### Work required
Extract the data exactly, missing nothing.

### Extracted data
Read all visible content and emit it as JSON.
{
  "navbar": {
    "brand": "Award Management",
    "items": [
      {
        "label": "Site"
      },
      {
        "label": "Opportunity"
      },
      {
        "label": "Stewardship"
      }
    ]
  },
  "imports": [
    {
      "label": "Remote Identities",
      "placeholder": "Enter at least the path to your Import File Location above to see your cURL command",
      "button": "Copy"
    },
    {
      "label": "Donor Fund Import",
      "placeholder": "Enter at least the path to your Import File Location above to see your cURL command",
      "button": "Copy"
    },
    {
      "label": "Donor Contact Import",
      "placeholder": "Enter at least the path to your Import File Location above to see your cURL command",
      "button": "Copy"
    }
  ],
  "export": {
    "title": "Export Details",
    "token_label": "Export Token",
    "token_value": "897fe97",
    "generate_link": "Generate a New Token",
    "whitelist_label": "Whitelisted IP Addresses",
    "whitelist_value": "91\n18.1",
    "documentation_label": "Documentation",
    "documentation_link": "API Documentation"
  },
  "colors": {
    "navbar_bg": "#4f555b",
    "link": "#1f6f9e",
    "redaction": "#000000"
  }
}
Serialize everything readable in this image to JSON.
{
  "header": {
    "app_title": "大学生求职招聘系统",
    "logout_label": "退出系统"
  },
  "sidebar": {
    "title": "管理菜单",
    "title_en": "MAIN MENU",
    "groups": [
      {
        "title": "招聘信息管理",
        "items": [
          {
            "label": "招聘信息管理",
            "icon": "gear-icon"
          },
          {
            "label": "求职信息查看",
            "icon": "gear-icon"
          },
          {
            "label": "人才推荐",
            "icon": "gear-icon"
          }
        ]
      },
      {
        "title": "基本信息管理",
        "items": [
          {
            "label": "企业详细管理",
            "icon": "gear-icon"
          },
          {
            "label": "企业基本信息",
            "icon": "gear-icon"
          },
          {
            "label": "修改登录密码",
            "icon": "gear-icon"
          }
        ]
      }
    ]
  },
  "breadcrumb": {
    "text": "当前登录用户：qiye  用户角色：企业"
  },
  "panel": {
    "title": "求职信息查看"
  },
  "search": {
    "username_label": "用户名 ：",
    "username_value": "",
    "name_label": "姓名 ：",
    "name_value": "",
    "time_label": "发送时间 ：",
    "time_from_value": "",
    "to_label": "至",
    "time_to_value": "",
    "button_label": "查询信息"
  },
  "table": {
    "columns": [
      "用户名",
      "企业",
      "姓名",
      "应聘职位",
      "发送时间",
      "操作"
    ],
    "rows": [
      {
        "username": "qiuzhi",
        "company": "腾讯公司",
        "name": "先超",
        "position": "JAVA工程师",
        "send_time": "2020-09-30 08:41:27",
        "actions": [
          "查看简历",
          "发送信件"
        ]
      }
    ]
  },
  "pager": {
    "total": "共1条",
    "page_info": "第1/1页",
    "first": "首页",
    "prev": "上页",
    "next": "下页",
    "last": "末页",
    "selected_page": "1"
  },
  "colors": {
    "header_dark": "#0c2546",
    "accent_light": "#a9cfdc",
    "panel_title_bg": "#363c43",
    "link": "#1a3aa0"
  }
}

### Right answer
Read all visible content and emit it as JSON.
{
  "navbar": {
    "brand": "Award Management",
    "items": [
      {
        "label": "Site"
      },
      {
        "label": "Opportunity"
      },
      {
        "label": "Stewardship"
      }
    ]
  },
  "imports": [
    {
      "label": "Remote Identities",
      "placeholder": "Enter at least the path to your Import File Location above to see your cURL command",
      "button": "Copy"
    },
    {
      "label": "Donor Fund Import",
      "placeholder": "Enter at least the path to your Import File Location above to see your cURL command",
      "button": "Copy"
    },
    {
      "label": "Donor Contact Import",
      "placeholder": "Enter at least the path to your Import File Location above to see your cURL command",
      "button": "Copy"
    }
  ],
  "export": {
    "title": "Export Details",
    "token_label": "Export Token",
    "token_value": "897fe97",
    "generate_link": "Generate a New Token",
    "whitelist_label": "Whitelisted IP Addresses",
    "whitelist_value": "91\n18.1",
    "documentation_label": "Documentation",
    "documentation_link": "API Documentation"
  },
  "colors": {
    "navbar_bg": "#4f555b",
    "link": "#1f6f9e",
    "redaction": "#000000"
  }
}
Serialize everything readable in this image to JSON.
{
  "header": {
    "app_title": "大学生求职招聘系统",
    "logout_label": "退出系统"
  },
  "sidebar": {
    "title": "管理菜单",
    "title_en": "MAIN MENU",
    "groups": [
      {
        "title": "招聘信息管理",
        "items": [
          {
            "label": "招聘信息管理",
            "icon": "gear-icon"
          },
          {
            "label": "求职信息查看",
            "icon": "gear-icon"
          },
          {
            "label": "人才推荐",
            "icon": "gear-icon"
          }
        ]
      },
      {
        "title": "基本信息管理",
        "items": [
          {
            "label": "企业详细管理",
            "icon": "gear-icon"
          },
          {
            "label": "企业基本信息",
            "icon": "gear-icon"
          },
          {
            "label": "修改登录密码",
            "icon": "gear-icon"
          }
        ]
      }
    ]
  },
  "breadcrumb": {
    "text": "当前登录用户：qiye  用户角色：企业"
  },
  "panel": {
    "title": "求职信息查看"
  },
  "search": {
    "username_label": "用户名 ：",
    "username_value": "",
    "name_label": "姓名 ：",
    "name_value": "",
    "time_label": "发送时间 ：",
    "time_from_value": "",
    "to_label": "至",
    "time_to_value": "",
    "button_label": "查询信息"
  },
  "table": {
    "columns": [
      "用户名",
      "企业",
      "姓名",
      "应聘职位",
      "发送时间",
      "操作"
    ],
    "rows": [
      {
        "username": "qiuzhi",
        "company": "腾讯公司",
        "name": "先超",
        "position": "JAVA工程师",
        "send_time": "2020-09-30 08:41:27",
        "actions": [
          "查看简历",
          "发送信件"
        ]
      }
    ]
  },
  "pager": {
    "total": "共1条",
    "page_info": "第1/1页",
    "first": "首页",
    "prev": "上页",
    "next": "下页",
    "last": "末页",
    "selected_page": "1"
  },
  "colors": {
    "header_dark": "#0c2546",
    "accent_light": "#a9cfdc",
    "panel_title_bg": "#363c43",
    "link": "#1a3aa0"
  }
}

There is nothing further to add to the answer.